Challenge: Go through the data below and gather each line containing "type".
** start of Information shown **
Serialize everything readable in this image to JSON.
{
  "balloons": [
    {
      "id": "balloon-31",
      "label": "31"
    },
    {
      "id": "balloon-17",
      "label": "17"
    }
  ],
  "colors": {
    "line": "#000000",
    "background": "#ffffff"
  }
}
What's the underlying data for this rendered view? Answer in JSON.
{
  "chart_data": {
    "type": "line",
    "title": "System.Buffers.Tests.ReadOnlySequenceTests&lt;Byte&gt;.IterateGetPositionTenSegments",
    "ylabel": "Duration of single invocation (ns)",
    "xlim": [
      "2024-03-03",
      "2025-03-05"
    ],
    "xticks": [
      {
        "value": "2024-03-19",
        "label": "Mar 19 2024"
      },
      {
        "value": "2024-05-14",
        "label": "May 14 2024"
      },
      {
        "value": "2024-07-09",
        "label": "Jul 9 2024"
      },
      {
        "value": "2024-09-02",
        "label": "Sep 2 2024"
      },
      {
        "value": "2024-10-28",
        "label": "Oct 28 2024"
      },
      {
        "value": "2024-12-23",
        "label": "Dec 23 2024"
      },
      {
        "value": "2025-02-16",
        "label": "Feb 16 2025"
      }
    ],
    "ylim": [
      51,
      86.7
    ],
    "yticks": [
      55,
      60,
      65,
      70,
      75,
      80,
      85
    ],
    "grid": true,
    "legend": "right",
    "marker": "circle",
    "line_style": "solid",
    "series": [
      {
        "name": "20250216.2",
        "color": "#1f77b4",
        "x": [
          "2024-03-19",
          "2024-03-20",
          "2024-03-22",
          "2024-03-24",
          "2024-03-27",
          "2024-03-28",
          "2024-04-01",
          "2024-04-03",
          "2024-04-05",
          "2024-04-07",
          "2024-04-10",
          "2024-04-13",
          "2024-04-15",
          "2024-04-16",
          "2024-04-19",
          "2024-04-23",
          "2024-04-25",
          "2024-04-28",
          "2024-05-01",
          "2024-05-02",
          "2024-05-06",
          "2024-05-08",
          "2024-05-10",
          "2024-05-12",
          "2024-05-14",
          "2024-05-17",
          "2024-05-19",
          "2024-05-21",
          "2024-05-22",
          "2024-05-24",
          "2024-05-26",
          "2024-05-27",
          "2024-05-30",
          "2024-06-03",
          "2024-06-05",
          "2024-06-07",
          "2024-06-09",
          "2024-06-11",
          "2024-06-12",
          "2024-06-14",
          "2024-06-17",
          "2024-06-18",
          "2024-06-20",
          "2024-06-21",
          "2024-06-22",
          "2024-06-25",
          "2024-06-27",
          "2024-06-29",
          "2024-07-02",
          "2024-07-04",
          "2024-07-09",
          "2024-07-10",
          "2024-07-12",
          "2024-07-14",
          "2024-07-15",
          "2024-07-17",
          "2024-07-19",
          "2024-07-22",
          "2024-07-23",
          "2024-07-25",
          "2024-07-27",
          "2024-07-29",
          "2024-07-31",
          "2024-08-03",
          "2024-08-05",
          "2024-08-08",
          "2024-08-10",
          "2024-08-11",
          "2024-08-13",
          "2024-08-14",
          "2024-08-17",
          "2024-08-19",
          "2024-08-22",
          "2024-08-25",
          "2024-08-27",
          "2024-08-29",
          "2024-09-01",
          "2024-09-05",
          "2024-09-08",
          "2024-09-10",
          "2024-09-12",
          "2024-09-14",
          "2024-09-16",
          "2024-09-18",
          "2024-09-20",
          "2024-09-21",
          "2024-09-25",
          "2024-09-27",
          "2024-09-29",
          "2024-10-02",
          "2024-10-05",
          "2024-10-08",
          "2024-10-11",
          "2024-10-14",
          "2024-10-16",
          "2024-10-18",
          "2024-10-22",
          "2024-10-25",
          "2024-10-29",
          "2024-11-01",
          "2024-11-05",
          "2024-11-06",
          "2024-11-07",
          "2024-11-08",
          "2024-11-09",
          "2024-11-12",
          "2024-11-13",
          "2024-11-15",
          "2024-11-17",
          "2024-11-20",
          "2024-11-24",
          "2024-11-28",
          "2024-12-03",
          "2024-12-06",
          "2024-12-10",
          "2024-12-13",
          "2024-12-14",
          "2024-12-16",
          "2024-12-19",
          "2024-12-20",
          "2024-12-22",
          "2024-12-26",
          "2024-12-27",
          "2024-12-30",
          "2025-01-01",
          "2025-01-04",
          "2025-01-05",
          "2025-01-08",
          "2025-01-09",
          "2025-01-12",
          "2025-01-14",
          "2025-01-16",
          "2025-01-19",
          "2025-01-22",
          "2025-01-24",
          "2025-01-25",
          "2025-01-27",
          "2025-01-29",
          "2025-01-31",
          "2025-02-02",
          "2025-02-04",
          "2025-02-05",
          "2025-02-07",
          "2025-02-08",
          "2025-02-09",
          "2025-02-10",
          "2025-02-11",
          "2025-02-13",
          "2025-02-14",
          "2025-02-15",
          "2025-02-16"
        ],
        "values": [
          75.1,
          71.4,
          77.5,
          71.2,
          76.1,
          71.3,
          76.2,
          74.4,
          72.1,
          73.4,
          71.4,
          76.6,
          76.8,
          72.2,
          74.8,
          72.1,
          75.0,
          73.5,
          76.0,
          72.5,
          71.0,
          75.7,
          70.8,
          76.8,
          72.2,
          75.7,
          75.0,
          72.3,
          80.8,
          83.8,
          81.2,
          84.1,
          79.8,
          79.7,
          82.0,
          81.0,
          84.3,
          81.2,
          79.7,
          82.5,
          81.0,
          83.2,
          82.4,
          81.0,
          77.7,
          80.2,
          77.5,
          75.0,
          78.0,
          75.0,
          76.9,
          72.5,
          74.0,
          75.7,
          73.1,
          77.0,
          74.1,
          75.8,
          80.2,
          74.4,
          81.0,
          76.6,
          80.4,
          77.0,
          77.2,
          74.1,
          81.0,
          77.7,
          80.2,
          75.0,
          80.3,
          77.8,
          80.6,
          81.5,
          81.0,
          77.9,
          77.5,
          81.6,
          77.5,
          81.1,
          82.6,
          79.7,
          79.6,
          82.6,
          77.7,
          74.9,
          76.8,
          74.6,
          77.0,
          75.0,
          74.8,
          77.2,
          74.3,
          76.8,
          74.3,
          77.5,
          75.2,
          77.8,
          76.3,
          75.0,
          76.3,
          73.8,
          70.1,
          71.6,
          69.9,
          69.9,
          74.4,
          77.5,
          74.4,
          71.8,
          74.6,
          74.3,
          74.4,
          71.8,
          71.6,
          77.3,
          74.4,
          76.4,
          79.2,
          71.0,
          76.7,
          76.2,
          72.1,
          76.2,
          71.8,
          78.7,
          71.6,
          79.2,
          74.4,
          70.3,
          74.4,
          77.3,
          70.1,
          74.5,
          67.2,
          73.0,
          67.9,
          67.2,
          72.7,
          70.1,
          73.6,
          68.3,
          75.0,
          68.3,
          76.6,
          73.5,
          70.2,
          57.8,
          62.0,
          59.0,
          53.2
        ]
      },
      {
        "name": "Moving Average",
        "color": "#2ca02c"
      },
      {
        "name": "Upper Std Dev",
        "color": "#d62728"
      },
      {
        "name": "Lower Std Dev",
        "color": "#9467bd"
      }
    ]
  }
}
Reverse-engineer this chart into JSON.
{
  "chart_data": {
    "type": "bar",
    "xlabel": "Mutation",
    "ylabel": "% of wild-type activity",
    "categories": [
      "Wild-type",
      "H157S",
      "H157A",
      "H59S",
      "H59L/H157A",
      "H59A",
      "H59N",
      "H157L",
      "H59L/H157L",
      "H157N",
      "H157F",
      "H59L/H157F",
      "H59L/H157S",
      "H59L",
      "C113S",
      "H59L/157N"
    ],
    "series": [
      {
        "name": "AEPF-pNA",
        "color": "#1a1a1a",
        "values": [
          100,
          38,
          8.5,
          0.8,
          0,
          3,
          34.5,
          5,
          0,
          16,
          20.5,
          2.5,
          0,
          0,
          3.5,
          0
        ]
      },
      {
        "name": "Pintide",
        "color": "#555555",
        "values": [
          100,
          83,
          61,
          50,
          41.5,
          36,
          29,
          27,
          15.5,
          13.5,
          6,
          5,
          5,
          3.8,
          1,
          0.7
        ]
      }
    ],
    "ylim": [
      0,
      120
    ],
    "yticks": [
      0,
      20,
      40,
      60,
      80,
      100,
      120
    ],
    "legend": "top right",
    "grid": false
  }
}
** end of Information shown **
Complete answer:
    "type": "line",
    "type": "bar",
    "ylabel": "% of wild-type activity",
      "Wild-type",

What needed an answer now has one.